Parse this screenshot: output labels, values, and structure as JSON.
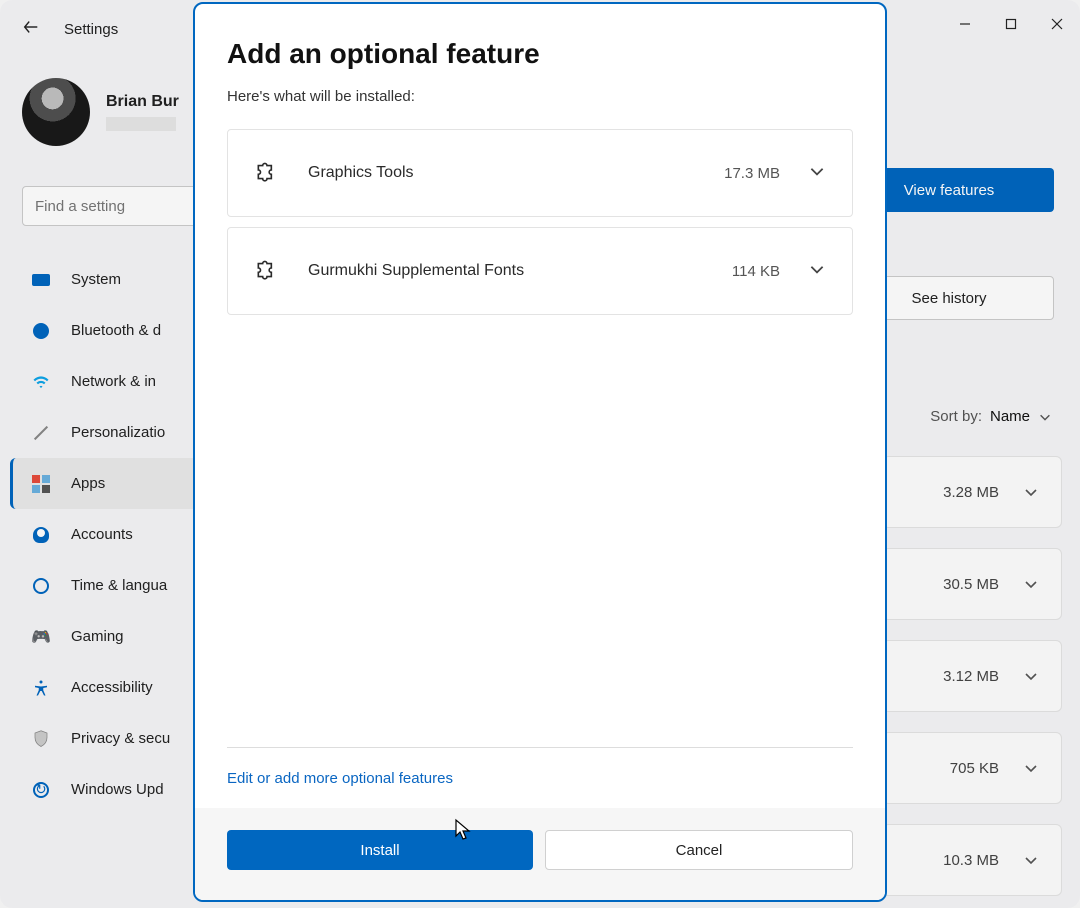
{
  "header": {
    "title": "Settings"
  },
  "profile": {
    "name": "Brian Bur"
  },
  "search": {
    "placeholder": "Find a setting"
  },
  "nav": {
    "items": [
      {
        "label": "System"
      },
      {
        "label": "Bluetooth & d"
      },
      {
        "label": "Network & in"
      },
      {
        "label": "Personalizatio"
      },
      {
        "label": "Apps"
      },
      {
        "label": "Accounts"
      },
      {
        "label": "Time & langua"
      },
      {
        "label": "Gaming"
      },
      {
        "label": "Accessibility"
      },
      {
        "label": "Privacy & secu"
      },
      {
        "label": "Windows Upd"
      }
    ]
  },
  "right": {
    "view_features": "View features",
    "see_history": "See history",
    "sort_label": "Sort by:",
    "sort_value": "Name",
    "rows": [
      {
        "size": "3.28 MB"
      },
      {
        "size": "30.5 MB"
      },
      {
        "size": "3.12 MB"
      },
      {
        "size": "705 KB"
      },
      {
        "size": "10.3 MB"
      }
    ]
  },
  "dialog": {
    "title": "Add an optional feature",
    "subtitle": "Here's what will be installed:",
    "items": [
      {
        "name": "Graphics Tools",
        "size": "17.3 MB"
      },
      {
        "name": "Gurmukhi Supplemental Fonts",
        "size": "114 KB"
      }
    ],
    "edit_link": "Edit or add more optional features",
    "install": "Install",
    "cancel": "Cancel"
  }
}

**Aim**
In the entries above, find each line with the word "size" and copy it.

**Full solution**
        "size": "3.28 MB"
        "size": "30.5 MB"
        "size": "3.12 MB"
        "size": "705 KB"
        "size": "10.3 MB"
        "size": "17.3 MB"
        "size": "114 KB"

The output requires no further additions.